----- Material supplied -----

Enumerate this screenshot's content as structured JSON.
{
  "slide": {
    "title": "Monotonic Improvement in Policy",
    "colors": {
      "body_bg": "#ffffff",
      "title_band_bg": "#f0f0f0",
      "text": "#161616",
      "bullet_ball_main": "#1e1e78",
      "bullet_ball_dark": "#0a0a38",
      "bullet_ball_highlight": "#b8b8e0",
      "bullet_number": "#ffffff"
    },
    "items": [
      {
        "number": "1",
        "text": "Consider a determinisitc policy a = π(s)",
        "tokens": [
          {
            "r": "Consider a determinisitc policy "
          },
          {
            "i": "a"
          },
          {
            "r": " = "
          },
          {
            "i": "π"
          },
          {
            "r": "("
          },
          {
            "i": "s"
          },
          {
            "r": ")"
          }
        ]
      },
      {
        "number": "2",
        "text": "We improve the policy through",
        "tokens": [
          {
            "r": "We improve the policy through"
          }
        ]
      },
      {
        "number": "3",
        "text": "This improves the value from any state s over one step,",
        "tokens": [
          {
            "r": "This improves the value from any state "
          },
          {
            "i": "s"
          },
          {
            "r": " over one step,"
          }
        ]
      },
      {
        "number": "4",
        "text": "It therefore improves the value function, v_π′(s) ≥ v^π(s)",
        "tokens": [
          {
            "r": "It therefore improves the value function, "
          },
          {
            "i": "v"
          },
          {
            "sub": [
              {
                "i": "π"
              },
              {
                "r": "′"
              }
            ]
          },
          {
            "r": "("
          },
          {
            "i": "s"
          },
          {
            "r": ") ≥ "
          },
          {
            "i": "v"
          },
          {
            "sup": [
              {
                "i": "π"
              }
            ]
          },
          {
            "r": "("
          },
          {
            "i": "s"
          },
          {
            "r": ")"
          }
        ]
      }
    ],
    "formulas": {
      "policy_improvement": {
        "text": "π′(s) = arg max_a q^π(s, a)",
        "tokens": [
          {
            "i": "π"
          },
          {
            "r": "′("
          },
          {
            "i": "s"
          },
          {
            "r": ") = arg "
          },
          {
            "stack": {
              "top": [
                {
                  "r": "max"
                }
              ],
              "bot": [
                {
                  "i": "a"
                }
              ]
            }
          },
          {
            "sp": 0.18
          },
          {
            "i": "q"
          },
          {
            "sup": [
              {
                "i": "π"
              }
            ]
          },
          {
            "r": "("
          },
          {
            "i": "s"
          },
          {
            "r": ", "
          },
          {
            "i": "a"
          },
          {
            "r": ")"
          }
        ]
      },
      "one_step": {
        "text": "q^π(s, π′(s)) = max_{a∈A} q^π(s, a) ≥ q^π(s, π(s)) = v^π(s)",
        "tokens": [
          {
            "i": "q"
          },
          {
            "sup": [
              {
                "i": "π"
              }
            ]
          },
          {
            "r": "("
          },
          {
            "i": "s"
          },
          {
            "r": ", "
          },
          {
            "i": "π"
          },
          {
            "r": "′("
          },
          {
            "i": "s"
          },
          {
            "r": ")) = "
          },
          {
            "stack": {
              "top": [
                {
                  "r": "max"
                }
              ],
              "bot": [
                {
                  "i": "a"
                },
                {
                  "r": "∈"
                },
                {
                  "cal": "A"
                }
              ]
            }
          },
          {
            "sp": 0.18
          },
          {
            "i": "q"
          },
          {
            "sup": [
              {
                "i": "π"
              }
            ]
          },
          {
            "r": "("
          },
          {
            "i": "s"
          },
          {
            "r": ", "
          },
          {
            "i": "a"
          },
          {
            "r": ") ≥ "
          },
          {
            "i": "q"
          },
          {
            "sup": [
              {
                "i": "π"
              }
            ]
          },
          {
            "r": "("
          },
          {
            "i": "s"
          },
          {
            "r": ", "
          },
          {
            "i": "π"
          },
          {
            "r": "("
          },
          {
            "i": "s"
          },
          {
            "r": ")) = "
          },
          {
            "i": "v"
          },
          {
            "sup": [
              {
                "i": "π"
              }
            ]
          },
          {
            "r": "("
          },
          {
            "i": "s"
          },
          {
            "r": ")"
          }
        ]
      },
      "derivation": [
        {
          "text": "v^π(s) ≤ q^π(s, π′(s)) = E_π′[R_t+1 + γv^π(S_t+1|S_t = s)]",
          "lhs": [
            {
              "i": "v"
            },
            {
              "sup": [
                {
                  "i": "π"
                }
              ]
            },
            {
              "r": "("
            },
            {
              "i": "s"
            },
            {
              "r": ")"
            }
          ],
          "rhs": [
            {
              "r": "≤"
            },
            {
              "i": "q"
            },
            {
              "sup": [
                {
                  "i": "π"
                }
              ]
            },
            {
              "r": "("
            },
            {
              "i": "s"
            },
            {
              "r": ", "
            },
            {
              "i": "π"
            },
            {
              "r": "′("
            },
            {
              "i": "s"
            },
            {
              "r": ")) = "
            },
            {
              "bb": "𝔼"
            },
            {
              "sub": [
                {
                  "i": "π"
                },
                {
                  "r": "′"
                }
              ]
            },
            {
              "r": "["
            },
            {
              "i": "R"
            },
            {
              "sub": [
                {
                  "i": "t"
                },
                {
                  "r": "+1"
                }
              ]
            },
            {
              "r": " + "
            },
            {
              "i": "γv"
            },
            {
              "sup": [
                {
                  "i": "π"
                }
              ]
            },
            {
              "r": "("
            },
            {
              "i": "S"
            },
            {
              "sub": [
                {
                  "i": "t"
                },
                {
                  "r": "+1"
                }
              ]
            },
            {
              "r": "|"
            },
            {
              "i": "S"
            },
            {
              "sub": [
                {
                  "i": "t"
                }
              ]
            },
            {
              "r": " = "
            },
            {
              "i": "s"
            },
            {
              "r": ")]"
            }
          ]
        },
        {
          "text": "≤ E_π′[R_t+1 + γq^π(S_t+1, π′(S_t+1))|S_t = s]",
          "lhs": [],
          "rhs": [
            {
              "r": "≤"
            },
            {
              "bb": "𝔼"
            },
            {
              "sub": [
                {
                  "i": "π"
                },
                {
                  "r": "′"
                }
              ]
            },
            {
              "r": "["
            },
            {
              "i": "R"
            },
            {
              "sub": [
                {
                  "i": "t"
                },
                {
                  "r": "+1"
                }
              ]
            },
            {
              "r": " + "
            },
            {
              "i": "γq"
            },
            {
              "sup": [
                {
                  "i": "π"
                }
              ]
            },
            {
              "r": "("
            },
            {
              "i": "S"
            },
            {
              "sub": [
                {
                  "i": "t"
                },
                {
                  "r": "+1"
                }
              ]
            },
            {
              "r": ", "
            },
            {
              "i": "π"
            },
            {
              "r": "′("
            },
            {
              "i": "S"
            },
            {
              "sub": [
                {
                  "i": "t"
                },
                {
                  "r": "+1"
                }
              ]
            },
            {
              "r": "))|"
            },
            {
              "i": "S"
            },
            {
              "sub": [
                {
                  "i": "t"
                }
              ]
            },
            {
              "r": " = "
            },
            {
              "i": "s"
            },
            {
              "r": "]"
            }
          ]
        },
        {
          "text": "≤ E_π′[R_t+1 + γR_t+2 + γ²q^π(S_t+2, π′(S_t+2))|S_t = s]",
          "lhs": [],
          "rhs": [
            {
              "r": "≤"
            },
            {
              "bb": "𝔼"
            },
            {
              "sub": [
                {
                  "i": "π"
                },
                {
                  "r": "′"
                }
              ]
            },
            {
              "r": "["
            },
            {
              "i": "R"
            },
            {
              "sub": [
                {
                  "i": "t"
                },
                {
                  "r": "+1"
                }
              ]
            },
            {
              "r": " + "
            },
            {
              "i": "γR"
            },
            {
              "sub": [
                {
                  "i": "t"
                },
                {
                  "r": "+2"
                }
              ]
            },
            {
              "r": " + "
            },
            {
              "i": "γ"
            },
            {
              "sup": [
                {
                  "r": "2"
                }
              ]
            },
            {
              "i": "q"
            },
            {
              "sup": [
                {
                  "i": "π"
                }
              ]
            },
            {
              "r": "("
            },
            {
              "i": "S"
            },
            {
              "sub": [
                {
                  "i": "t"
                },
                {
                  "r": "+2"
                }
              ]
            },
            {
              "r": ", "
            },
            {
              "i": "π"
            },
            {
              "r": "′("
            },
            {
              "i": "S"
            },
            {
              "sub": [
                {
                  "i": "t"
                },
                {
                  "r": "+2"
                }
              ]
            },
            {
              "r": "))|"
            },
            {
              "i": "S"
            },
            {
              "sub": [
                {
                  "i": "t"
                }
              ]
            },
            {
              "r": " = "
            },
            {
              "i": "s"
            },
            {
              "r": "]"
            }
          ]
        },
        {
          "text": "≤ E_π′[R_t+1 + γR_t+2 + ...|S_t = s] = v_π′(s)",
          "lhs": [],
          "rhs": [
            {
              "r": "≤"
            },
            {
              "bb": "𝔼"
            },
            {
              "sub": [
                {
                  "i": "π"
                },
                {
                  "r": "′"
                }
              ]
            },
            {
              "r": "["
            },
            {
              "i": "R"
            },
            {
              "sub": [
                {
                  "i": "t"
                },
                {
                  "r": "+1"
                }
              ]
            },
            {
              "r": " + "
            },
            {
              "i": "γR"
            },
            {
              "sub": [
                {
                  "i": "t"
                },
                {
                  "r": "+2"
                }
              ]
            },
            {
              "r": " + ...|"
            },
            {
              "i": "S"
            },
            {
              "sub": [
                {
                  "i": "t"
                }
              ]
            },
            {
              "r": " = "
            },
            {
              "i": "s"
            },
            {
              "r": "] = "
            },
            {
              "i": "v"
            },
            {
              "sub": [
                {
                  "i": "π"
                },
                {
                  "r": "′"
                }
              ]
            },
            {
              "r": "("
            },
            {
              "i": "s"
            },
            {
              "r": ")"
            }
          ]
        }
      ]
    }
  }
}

-----

**To be done:**
Copy each line from the data above that includes "therefore".

**Full response:**
        "text": "It therefore improves the value function, v_π′(s) ≥ v^π(s)",
            "r": "It therefore improves the value function, "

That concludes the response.